● **Что нужно сделать**: Воспроизведите дословно часть приведенного ниже отрывка о названии некоммерческой организации: от слов «Проанализировав такой расклад, я» до слов «4, ст. 31.1).» включительно.

● **Выбранный отрывок**:
◇ ◇ ◇ ◇ ◇
Проанализировав такой расклад, я пришла к умозаключению, что нельзя упускать ни один, пусть даже зыбкий, шанс претендовать на дополнительное пополнение бюджета моей будущей организации, поэтому было решено:
– внедрить словосочетание «социально ориентированная» прямо в название, чтобы сразу придавать любому читающему его чиновнику правильное направление мыслей;
– добавить в список целей деятельности НКО, изложенных в Уставе, формулировки, явным образом перекликающиеся аж с двумя пунктами из ФЗ №7, а именно «социальное обслуживание, социальная поддержка и защита граждан» (п. 1, ст. 31.1) и «охрана окружающей среды и защита животных» (п. 4, ст. 31.1).
Разумеется, с первого же дня существования моей НКО я помнила о потенциальных плюшках для социально ориентированных организаций и при каждом удобном случае напоминала всем, кто готов был выслушать, что мы имеем все основания к таким организациям относиться. Забегая вперёд, скажу, что впервые вопрос о признании нас СО НКО был поднят в 2018 году, когда я обратилась в московский ресурсный центр, где наш Устав и имевшиеся на тот момент результаты деятельности наконец-то кто-то изучил на предмет социальной значимости. А спустя ещё пару лет, в связи с выигранным нами президентским грантом, наша организация попала в самый что ни на есть настоящий реестр социально ориентированных благотворительных организаций Минэкономразвития РФ. Не могу сказать, что эти факты сразу открыли перед нами все двери, но некоторые небольшие льготы материального характера они нам всё же дали. А также большое моральное удовлетворение лично мне: хоть в чём-то происходящее на практике в кое-веки совпало с тем, чего я ожидала на основании теоретических знаний.
Конечно же, я сразу понимала, что никто никогда и нигде не будет нас величать автономная некоммерческая организация «Центр защиты животных и социальной помощи населению в сфере их содержания „Социально ориентированная ветеринария“»: по правде говоря, я и сама, когда мне нужно упомянуть (почти всегда письменно) полное официальное название моего детища, использую в качестве шпаргалки наш Устав. Разговорный язык тяготеет к максимальным сокращениям, поэтому трёхсловная версия наименования НКО, отражающая, согласно моей концепции, самую соль проекта – «Социально ориентированная ветеринария» – тоже не так уж прижилась «в народе». Выкинув из этой формулировки слово, несущее наименьшую смысловую нагрузку (и требовавшееся мне, как мы разобрались, исключительно ради воздействия на умы чиновников, ведущих интересующие меня реестры), нас часто стали называть «Социальная ветеринария». Возражений против такого лаконичного словосочетания я не имею: ведь суть нашей миссии оно вполне передаёт.
◇ ◇ ◇ ◇ ◇
● **Имеющиеся данные**:

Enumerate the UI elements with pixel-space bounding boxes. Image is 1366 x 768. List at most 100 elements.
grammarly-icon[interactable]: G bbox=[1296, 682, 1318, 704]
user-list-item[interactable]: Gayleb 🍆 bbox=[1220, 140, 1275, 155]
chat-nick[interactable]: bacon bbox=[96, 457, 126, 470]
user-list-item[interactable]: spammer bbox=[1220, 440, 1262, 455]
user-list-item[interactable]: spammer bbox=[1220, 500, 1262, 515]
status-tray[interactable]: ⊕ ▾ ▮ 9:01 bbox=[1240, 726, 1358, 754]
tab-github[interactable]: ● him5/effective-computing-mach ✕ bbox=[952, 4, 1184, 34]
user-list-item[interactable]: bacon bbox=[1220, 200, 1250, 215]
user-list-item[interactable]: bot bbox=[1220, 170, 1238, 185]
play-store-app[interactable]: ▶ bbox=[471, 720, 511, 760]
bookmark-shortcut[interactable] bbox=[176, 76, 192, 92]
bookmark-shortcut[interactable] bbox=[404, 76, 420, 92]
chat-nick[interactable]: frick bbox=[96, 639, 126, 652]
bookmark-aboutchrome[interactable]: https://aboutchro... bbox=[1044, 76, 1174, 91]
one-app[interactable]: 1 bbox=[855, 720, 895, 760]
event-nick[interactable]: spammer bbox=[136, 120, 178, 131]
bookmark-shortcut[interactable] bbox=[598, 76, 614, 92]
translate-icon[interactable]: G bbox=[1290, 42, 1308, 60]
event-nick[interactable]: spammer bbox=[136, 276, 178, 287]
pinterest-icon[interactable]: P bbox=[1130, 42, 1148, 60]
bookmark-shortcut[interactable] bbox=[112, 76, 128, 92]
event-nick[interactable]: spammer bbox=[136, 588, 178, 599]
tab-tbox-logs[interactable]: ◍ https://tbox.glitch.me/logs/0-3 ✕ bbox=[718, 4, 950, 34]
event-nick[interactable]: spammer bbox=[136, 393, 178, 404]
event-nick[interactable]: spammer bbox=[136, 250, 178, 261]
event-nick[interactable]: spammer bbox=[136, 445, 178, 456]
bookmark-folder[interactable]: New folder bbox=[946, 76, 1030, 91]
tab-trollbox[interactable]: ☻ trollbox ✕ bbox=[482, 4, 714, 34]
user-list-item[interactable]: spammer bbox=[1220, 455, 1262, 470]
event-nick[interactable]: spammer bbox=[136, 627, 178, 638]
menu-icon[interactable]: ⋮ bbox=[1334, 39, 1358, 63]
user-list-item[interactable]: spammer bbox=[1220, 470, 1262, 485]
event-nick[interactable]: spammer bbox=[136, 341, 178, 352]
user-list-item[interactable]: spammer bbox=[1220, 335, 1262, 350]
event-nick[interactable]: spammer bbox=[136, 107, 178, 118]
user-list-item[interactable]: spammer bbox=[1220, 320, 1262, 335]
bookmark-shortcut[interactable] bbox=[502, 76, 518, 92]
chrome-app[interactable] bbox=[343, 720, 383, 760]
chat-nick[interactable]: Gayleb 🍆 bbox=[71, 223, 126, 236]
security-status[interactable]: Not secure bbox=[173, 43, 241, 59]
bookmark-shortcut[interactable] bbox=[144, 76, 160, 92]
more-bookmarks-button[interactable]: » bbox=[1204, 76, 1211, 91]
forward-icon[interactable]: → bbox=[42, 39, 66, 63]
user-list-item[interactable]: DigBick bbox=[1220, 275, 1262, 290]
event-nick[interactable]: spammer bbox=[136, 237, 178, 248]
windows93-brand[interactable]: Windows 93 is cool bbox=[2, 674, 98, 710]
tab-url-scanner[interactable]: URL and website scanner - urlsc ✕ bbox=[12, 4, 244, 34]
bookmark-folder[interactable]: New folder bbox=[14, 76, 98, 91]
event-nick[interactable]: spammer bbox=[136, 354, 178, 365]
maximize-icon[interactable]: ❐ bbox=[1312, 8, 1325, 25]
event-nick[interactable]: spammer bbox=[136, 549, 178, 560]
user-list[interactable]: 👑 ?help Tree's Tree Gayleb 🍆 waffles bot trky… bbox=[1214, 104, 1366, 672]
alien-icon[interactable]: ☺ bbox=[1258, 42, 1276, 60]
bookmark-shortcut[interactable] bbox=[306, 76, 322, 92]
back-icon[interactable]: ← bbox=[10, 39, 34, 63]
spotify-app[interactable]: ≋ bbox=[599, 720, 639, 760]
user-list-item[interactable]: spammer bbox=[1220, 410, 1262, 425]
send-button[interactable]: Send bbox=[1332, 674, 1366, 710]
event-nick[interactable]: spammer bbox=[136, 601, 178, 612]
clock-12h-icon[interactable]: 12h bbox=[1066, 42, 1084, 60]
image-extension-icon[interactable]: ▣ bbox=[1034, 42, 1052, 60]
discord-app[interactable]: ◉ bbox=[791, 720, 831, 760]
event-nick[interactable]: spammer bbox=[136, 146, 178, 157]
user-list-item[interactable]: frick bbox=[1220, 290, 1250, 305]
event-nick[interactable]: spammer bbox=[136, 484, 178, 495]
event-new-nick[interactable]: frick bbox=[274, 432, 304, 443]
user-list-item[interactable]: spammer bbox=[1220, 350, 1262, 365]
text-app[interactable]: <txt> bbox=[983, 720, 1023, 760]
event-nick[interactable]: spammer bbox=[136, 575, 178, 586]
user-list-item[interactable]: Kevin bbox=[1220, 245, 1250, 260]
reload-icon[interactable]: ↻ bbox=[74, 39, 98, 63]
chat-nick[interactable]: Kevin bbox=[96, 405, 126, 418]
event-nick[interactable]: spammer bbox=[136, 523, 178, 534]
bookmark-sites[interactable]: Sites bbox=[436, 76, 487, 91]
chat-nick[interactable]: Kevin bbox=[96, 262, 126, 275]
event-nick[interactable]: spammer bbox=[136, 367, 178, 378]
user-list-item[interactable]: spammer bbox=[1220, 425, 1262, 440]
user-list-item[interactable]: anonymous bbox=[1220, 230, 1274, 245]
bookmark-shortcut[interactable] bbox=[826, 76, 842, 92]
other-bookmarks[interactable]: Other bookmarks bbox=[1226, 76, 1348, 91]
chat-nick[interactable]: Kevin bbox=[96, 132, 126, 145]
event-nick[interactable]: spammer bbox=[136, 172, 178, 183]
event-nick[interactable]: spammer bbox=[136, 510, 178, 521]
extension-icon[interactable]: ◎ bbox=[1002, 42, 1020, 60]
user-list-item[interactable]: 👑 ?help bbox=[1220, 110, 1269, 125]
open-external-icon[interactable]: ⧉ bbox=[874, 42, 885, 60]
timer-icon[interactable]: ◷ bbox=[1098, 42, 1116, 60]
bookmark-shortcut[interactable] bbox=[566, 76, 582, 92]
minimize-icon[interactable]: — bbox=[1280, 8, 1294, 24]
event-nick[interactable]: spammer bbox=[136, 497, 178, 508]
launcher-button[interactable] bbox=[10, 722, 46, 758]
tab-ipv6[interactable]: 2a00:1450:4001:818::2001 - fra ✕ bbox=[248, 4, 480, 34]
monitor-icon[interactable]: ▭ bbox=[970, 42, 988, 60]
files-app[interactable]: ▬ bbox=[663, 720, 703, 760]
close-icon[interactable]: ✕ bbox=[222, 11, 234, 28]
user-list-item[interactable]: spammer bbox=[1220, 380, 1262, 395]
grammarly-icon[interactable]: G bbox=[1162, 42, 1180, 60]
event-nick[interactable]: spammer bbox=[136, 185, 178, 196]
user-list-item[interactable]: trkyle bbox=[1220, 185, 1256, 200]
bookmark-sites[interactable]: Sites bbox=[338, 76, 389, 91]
◇ ◇ ◇ ◇ ◇
● **Ответ на задание**:
Проанализировав такой расклад, я пришла к умозаключению, что нельзя упускать ни один, пусть даже зыбкий, шанс претендовать на дополнительное пополнение бюджета моей будущей организации, поэтому было решено:
– внедрить словосочетание «социально ориентированная» прямо в название, чтобы сразу придавать любому читающему его чиновнику правильное направление мыслей;
– добавить в список целей деятельности НКО, изложенных в Уставе, формулировки, явным образом перекликающиеся аж с двумя пунктами из ФЗ №7, а именно «социальное обслуживание, социальная поддержка и защита граждан» (п. 1, ст. 31.1) и «охрана окружающей среды и защита животных» (п. 4, ст. 31.1).